Give the number of lines in the data that contain "document", and nothing more.

[Dataset items]
···
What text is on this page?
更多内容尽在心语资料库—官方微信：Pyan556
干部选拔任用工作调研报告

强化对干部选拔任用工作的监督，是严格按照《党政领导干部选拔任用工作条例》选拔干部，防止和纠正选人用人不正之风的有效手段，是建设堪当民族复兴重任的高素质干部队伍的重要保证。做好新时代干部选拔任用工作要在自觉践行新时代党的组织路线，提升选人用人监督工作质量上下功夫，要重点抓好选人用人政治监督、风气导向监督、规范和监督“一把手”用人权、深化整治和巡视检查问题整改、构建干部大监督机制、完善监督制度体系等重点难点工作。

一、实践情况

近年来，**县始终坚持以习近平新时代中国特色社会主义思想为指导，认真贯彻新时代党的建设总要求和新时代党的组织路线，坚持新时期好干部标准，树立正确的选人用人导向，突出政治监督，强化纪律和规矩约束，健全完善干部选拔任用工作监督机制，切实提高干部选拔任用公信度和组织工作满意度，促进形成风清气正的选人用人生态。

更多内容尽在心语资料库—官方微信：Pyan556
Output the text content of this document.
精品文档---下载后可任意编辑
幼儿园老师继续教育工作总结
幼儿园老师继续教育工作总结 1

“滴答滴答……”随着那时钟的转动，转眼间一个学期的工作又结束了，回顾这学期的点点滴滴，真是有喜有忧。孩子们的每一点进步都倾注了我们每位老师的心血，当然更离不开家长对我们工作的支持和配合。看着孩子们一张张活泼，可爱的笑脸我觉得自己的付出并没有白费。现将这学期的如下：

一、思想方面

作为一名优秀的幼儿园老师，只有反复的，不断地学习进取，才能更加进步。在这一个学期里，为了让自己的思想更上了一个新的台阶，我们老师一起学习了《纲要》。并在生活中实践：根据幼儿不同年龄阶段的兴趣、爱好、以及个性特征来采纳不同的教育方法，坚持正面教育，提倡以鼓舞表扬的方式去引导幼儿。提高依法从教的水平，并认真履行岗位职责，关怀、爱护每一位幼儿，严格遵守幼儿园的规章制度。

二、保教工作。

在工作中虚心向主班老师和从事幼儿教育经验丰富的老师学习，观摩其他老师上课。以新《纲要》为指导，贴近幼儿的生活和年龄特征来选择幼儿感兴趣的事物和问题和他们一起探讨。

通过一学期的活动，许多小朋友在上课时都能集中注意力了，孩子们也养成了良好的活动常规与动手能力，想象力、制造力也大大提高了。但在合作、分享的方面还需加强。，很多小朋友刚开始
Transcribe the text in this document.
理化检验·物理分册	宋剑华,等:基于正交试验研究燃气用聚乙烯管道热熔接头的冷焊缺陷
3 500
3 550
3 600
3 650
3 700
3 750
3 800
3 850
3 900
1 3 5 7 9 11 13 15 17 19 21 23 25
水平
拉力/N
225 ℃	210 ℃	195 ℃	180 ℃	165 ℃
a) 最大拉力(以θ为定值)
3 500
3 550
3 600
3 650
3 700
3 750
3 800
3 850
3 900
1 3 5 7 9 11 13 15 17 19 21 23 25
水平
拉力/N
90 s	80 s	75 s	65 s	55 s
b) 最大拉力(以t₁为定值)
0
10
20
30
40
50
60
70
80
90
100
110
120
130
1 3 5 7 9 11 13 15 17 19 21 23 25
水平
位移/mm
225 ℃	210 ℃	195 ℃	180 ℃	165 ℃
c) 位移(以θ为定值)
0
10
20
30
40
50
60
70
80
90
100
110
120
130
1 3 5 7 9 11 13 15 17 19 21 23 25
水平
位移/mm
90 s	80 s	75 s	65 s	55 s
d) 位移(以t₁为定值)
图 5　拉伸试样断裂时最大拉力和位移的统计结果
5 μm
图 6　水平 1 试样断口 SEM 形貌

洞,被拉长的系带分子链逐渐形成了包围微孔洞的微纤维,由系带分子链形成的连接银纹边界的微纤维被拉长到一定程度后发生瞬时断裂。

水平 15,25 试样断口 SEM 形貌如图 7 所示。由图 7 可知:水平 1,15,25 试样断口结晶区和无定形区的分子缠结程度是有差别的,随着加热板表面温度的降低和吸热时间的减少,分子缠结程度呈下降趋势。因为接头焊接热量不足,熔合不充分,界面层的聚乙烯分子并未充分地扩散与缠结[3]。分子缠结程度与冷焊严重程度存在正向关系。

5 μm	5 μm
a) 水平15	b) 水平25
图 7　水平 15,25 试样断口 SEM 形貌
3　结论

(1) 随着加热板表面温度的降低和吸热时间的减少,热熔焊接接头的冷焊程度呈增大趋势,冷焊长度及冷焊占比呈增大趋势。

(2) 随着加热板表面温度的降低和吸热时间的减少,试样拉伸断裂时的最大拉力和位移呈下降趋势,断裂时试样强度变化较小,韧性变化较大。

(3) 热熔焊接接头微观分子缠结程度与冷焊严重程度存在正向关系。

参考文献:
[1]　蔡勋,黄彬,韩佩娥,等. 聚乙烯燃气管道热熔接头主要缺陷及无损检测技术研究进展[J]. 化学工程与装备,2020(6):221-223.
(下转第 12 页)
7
···
**Expected output**
2